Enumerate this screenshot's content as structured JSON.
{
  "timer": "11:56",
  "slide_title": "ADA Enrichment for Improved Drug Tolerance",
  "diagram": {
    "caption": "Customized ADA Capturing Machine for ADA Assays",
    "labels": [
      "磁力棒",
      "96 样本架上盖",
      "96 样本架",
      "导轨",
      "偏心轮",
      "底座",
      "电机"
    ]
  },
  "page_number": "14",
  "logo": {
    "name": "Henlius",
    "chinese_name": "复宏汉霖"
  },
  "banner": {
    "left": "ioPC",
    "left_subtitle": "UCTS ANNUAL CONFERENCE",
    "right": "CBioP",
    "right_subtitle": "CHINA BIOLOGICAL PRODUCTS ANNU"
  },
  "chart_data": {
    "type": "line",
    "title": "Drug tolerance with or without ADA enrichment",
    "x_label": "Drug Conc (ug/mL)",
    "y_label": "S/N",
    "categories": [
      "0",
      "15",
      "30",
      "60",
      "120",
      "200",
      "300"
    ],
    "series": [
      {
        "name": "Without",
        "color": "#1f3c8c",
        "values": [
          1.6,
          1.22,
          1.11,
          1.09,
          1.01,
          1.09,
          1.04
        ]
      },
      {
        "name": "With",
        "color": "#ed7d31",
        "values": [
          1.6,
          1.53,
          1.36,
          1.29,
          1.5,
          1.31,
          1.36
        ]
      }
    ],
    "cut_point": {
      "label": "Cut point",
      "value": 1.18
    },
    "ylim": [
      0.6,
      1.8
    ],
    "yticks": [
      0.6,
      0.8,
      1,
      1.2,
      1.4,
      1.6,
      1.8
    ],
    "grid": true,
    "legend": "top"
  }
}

• Instructions for the task: Nothing beyond a number is expected: count the lines of the material that hold the string "Drug".

• Exercise result: 3